What this task involves: Extract all data as written.
** Start of Raw records **
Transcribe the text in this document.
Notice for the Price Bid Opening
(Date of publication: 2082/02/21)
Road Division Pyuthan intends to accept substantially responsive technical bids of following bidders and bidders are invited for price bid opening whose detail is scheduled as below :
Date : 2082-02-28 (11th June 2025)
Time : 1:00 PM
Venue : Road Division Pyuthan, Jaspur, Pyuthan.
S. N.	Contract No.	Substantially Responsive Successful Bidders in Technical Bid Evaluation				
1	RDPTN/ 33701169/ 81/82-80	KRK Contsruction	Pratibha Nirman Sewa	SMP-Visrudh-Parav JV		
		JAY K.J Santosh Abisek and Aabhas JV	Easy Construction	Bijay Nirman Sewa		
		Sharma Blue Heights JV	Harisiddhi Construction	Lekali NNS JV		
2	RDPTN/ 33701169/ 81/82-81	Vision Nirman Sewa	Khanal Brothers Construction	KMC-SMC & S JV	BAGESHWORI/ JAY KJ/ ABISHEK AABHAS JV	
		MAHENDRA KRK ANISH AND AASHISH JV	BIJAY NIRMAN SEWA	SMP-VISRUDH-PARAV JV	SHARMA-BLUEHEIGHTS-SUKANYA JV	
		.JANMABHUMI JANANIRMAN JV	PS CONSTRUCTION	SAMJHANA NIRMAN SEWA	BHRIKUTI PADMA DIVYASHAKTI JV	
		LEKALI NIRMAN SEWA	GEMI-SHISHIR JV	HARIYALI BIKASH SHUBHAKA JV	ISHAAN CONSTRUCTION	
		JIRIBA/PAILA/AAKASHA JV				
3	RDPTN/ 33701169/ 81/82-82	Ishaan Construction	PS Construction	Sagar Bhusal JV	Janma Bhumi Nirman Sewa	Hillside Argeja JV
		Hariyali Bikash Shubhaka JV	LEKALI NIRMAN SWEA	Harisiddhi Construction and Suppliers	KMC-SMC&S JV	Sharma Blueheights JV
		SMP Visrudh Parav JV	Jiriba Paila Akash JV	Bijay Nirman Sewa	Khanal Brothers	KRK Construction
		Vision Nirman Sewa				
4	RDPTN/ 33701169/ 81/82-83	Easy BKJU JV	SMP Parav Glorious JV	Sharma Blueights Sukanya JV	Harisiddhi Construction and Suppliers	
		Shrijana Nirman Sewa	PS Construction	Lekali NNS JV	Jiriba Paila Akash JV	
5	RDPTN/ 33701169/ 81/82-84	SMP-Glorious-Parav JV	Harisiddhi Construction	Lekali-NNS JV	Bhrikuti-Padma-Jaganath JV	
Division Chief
** End of Raw records **
Finished task:
Transcribe the text in this document.
Notice for the Price Bid Opening
(Date of publication: 2082/02/21)
Road Division Pyuthan intends to accept substantially responsive technical bids of following bidders and bidders are invited for price bid opening whose detail is scheduled as below :
Date : 2082-02-28 (11th June 2025)
Time : 1:00 PM
Venue : Road Division Pyuthan, Jaspur, Pyuthan.
S. N.	Contract No.	Substantially Responsive Successful Bidders in Technical Bid Evaluation				
1	RDPTN/ 33701169/ 81/82-80	KRK Contsruction	Pratibha Nirman Sewa	SMP-Visrudh-Parav JV		
		JAY K.J Santosh Abisek and Aabhas JV	Easy Construction	Bijay Nirman Sewa		
		Sharma Blue Heights JV	Harisiddhi Construction	Lekali NNS JV		
2	RDPTN/ 33701169/ 81/82-81	Vision Nirman Sewa	Khanal Brothers Construction	KMC-SMC & S JV	BAGESHWORI/ JAY KJ/ ABISHEK AABHAS JV	
		MAHENDRA KRK ANISH AND AASHISH JV	BIJAY NIRMAN SEWA	SMP-VISRUDH-PARAV JV	SHARMA-BLUEHEIGHTS-SUKANYA JV	
		.JANMABHUMI JANANIRMAN JV	PS CONSTRUCTION	SAMJHANA NIRMAN SEWA	BHRIKUTI PADMA DIVYASHAKTI JV	
		LEKALI NIRMAN SEWA	GEMI-SHISHIR JV	HARIYALI BIKASH SHUBHAKA JV	ISHAAN CONSTRUCTION	
		JIRIBA/PAILA/AAKASHA JV				
3	RDPTN/ 33701169/ 81/82-82	Ishaan Construction	PS Construction	Sagar Bhusal JV	Janma Bhumi Nirman Sewa	Hillside Argeja JV
		Hariyali Bikash Shubhaka JV	LEKALI NIRMAN SWEA	Harisiddhi Construction and Suppliers	KMC-SMC&S JV	Sharma Blueheights JV
		SMP Visrudh Parav JV	Jiriba Paila Akash JV	Bijay Nirman Sewa	Khanal Brothers	KRK Construction
		Vision Nirman Sewa				
4	RDPTN/ 33701169/ 81/82-83	Easy BKJU JV	SMP Parav Glorious JV	Sharma Blueights Sukanya JV	Harisiddhi Construction and Suppliers	
		Shrijana Nirman Sewa	PS Construction	Lekali NNS JV	Jiriba Paila Akash JV	
5	RDPTN/ 33701169/ 81/82-84	SMP-Glorious-Parav JV	Harisiddhi Construction	Lekali-NNS JV	Bhrikuti-Padma-Jaganath JV	
Division Chief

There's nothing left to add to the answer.